* _WHAT TO PRODUCE_: Quote every entry word for word.

* _Stored data_:
-- BEGIN --

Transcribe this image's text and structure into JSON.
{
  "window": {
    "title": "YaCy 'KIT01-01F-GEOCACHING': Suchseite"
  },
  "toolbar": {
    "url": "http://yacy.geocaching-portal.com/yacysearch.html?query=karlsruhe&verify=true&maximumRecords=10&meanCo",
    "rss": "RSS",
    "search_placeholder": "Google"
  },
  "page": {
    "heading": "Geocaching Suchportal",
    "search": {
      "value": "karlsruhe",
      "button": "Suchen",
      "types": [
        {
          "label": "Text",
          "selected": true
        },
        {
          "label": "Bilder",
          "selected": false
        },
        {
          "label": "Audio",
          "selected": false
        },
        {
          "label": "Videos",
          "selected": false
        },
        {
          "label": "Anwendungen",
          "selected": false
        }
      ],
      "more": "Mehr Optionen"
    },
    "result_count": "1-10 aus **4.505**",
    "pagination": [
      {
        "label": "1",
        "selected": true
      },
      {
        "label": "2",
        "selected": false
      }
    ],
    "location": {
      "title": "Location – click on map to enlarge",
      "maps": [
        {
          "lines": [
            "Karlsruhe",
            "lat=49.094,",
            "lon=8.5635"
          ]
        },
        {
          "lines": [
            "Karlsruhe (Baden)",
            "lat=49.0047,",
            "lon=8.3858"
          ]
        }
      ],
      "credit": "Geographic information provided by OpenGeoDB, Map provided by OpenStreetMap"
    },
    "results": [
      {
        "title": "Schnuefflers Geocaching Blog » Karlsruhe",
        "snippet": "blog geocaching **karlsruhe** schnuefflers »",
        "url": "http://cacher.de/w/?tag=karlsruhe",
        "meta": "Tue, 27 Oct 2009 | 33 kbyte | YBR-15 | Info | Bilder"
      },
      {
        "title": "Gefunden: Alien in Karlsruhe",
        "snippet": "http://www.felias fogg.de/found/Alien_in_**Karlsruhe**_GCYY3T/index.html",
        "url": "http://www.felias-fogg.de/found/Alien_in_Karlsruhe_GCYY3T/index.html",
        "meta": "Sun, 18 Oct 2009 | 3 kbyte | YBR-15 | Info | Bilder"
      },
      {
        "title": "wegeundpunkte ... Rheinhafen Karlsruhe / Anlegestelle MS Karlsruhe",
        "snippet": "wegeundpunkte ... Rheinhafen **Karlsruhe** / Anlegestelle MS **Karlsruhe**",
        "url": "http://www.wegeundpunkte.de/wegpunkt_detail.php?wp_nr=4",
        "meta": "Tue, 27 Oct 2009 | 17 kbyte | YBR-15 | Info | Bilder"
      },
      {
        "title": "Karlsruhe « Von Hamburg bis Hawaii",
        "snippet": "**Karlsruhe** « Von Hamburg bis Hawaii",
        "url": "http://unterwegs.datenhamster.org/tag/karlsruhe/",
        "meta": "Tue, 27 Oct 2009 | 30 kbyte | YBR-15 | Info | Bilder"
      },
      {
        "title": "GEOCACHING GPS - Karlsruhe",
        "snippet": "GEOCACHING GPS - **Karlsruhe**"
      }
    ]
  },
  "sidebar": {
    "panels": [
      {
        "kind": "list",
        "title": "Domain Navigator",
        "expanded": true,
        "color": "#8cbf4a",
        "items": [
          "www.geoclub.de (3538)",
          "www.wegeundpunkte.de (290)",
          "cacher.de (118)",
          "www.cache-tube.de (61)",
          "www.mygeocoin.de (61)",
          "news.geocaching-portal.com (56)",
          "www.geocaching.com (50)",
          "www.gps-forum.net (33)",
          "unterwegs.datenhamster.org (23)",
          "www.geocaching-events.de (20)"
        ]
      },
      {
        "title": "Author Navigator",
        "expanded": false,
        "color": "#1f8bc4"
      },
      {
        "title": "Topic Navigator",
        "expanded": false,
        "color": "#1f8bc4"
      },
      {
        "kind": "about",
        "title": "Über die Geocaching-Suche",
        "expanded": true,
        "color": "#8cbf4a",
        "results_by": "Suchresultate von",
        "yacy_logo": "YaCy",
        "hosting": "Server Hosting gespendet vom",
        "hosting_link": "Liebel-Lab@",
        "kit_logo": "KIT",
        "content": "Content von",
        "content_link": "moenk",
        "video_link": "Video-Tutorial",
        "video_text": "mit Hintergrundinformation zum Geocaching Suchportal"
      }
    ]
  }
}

-- END --

* _TASK RESPONSE_:
Transcribe this image's text and structure into JSON.
{
  "window": {
    "title": "YaCy 'KIT01-01F-GEOCACHING': Suchseite"
  },
  "toolbar": {
    "url": "http://yacy.geocaching-portal.com/yacysearch.html?query=karlsruhe&verify=true&maximumRecords=10&meanCo",
    "rss": "RSS",
    "search_placeholder": "Google"
  },
  "page": {
    "heading": "Geocaching Suchportal",
    "search": {
      "value": "karlsruhe",
      "button": "Suchen",
      "types": [
        {
          "label": "Text",
          "selected": true
        },
        {
          "label": "Bilder",
          "selected": false
        },
        {
          "label": "Audio",
          "selected": false
        },
        {
          "label": "Videos",
          "selected": false
        },
        {
          "label": "Anwendungen",
          "selected": false
        }
      ],
      "more": "Mehr Optionen"
    },
    "result_count": "1-10 aus **4.505**",
    "pagination": [
      {
        "label": "1",
        "selected": true
      },
      {
        "label": "2",
        "selected": false
      }
    ],
    "location": {
      "title": "Location – click on map to enlarge",
      "maps": [
        {
          "lines": [
            "Karlsruhe",
            "lat=49.094,",
            "lon=8.5635"
          ]
        },
        {
          "lines": [
            "Karlsruhe (Baden)",
            "lat=49.0047,",
            "lon=8.3858"
          ]
        }
      ],
      "credit": "Geographic information provided by OpenGeoDB, Map provided by OpenStreetMap"
    },
    "results": [
      {
        "title": "Schnuefflers Geocaching Blog » Karlsruhe",
        "snippet": "blog geocaching **karlsruhe** schnuefflers »",
        "url": "http://cacher.de/w/?tag=karlsruhe",
        "meta": "Tue, 27 Oct 2009 | 33 kbyte | YBR-15 | Info | Bilder"
      },
      {
        "title": "Gefunden: Alien in Karlsruhe",
        "snippet": "http://www.felias fogg.de/found/Alien_in_**Karlsruhe**_GCYY3T/index.html",
        "url": "http://www.felias-fogg.de/found/Alien_in_Karlsruhe_GCYY3T/index.html",
        "meta": "Sun, 18 Oct 2009 | 3 kbyte | YBR-15 | Info | Bilder"
      },
      {
        "title": "wegeundpunkte ... Rheinhafen Karlsruhe / Anlegestelle MS Karlsruhe",
        "snippet": "wegeundpunkte ... Rheinhafen **Karlsruhe** / Anlegestelle MS **Karlsruhe**",
        "url": "http://www.wegeundpunkte.de/wegpunkt_detail.php?wp_nr=4",
        "meta": "Tue, 27 Oct 2009 | 17 kbyte | YBR-15 | Info | Bilder"
      },
      {
        "title": "Karlsruhe « Von Hamburg bis Hawaii",
        "snippet": "**Karlsruhe** « Von Hamburg bis Hawaii",
        "url": "http://unterwegs.datenhamster.org/tag/karlsruhe/",
        "meta": "Tue, 27 Oct 2009 | 30 kbyte | YBR-15 | Info | Bilder"
      },
      {
        "title": "GEOCACHING GPS - Karlsruhe",
        "snippet": "GEOCACHING GPS - **Karlsruhe**"
      }
    ]
  },
  "sidebar": {
    "panels": [
      {
        "kind": "list",
        "title": "Domain Navigator",
        "expanded": true,
        "color": "#8cbf4a",
        "items": [
          "www.geoclub.de (3538)",
          "www.wegeundpunkte.de (290)",
          "cacher.de (118)",
          "www.cache-tube.de (61)",
          "www.mygeocoin.de (61)",
          "news.geocaching-portal.com (56)",
          "www.geocaching.com (50)",
          "www.gps-forum.net (33)",
          "unterwegs.datenhamster.org (23)",
          "www.geocaching-events.de (20)"
        ]
      },
      {
        "title": "Author Navigator",
        "expanded": false,
        "color": "#1f8bc4"
      },
      {
        "title": "Topic Navigator",
        "expanded": false,
        "color": "#1f8bc4"
      },
      {
        "kind": "about",
        "title": "Über die Geocaching-Suche",
        "expanded": true,
        "color": "#8cbf4a",
        "results_by": "Suchresultate von",
        "yacy_logo": "YaCy",
        "hosting": "Server Hosting gespendet vom",
        "hosting_link": "Liebel-Lab@",
        "kit_logo": "KIT",
        "content": "Content von",
        "content_link": "moenk",
        "video_link": "Video-Tutorial",
        "video_text": "mit Hintergrundinformation zum Geocaching Suchportal"
      }
    ]
  }
}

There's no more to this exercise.